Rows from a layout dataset
◇ ◇ ◇ ◇ ◇

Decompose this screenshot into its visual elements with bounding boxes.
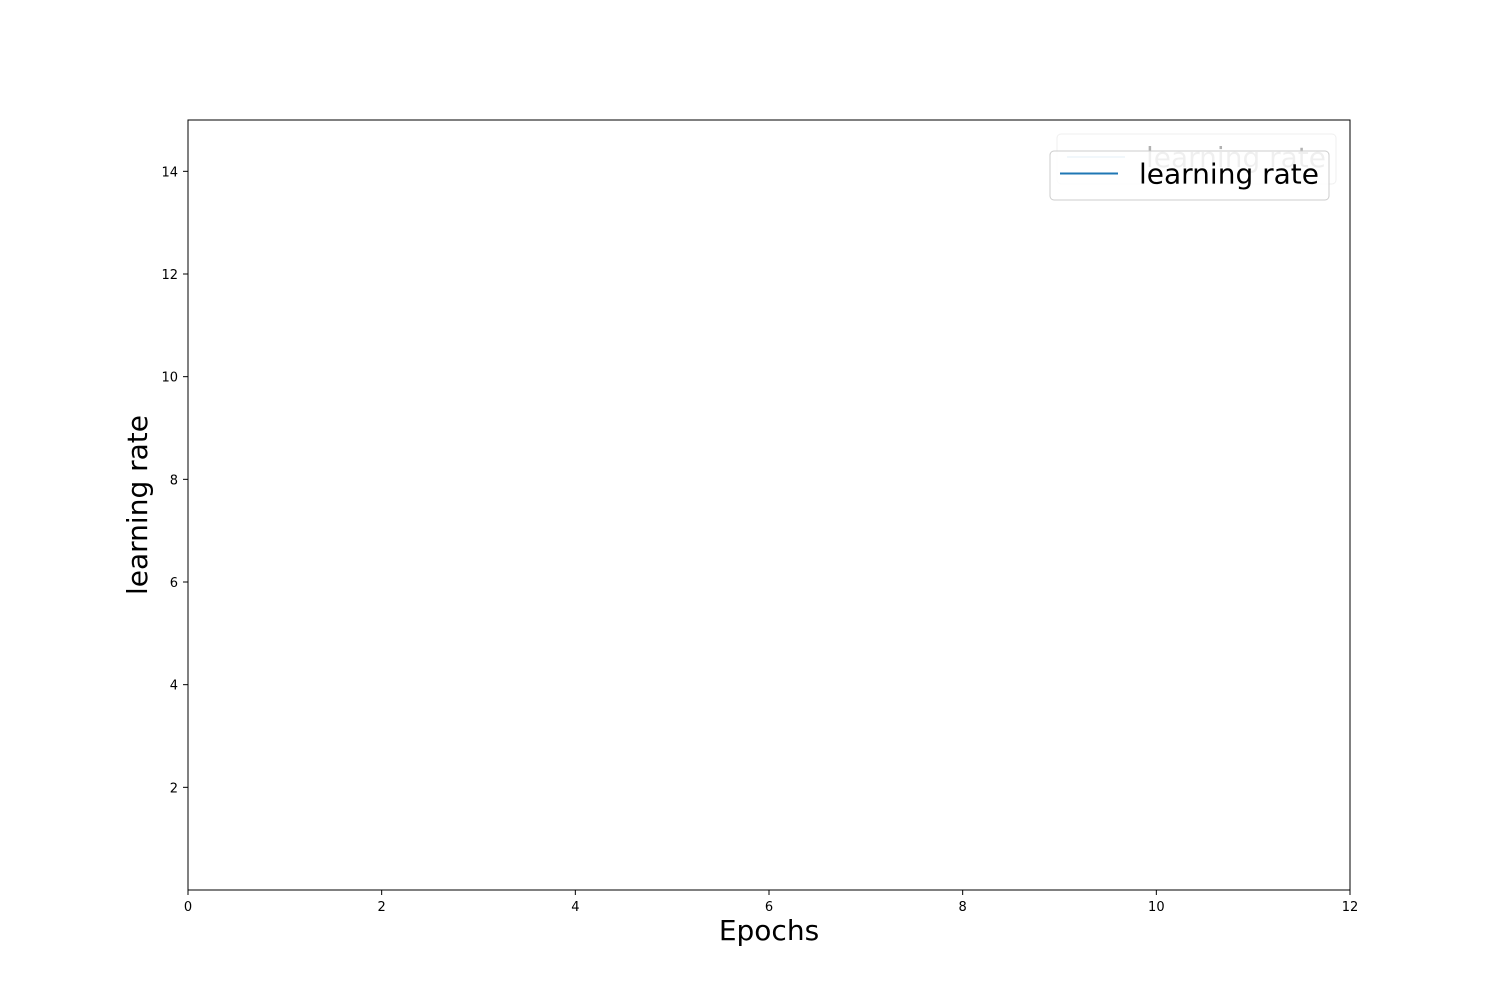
legend-frame — [1049, 150, 1330, 201]
y-axis-ticks: 2 4 6 8 10 12 14 — [161, 165, 188, 796]
legend-label: learning rate — [1139, 158, 1319, 191]
y-tick-label: 10 — [161, 371, 178, 386]
x-tick-label: 0 — [184, 900, 192, 915]
x-tick-label: 6 — [765, 900, 773, 915]
y-tick-label: 14 — [161, 165, 178, 180]
x-tick-label: 8 — [959, 900, 967, 915]
x-tick-label: 12 — [1342, 900, 1359, 915]
y-axis-label: learning rate — [121, 415, 154, 595]
x-tick-label: 2 — [378, 900, 386, 915]
y-tick-label: 8 — [170, 473, 178, 488]
y-tick-label: 6 — [170, 576, 178, 591]
y-tick-label: 2 — [170, 781, 178, 796]
y-tick-label: 4 — [170, 679, 178, 694]
legend-box: learning rate — [1049, 150, 1330, 201]
x-tick-label: 4 — [571, 900, 579, 915]
y-tick-label: 12 — [161, 268, 178, 283]
x-tick-label: 10 — [1148, 900, 1165, 915]
x-axis-label: Epochs — [719, 914, 819, 947]
x-axis-ticks: 0 2 4 6 8 10 12 — [184, 890, 1358, 915]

◇ ◇ ◇ ◇ ◇

### Direction
Copy out every line of the material above word for word, leaving out the pictures.

### Answer below
Decompose this screenshot into its visual elements with bounding boxes.
legend-frame — [1049, 150, 1330, 201]
y-axis-ticks: 2 4 6 8 10 12 14 — [161, 165, 188, 796]
legend-label: learning rate — [1139, 158, 1319, 191]
y-tick-label: 10 — [161, 371, 178, 386]
x-tick-label: 0 — [184, 900, 192, 915]
x-tick-label: 6 — [765, 900, 773, 915]
y-tick-label: 14 — [161, 165, 178, 180]
x-tick-label: 8 — [959, 900, 967, 915]
x-tick-label: 12 — [1342, 900, 1359, 915]
y-axis-label: learning rate — [121, 415, 154, 595]
x-tick-label: 2 — [378, 900, 386, 915]
y-tick-label: 8 — [170, 473, 178, 488]
y-tick-label: 6 — [170, 576, 178, 591]
y-tick-label: 2 — [170, 781, 178, 796]
y-tick-label: 4 — [170, 679, 178, 694]
legend-box: learning rate — [1049, 150, 1330, 201]
x-tick-label: 4 — [571, 900, 579, 915]
y-tick-label: 12 — [161, 268, 178, 283]
x-tick-label: 10 — [1148, 900, 1165, 915]
x-axis-label: Epochs — [719, 914, 819, 947]
x-axis-ticks: 0 2 4 6 8 10 12 — [184, 890, 1358, 915]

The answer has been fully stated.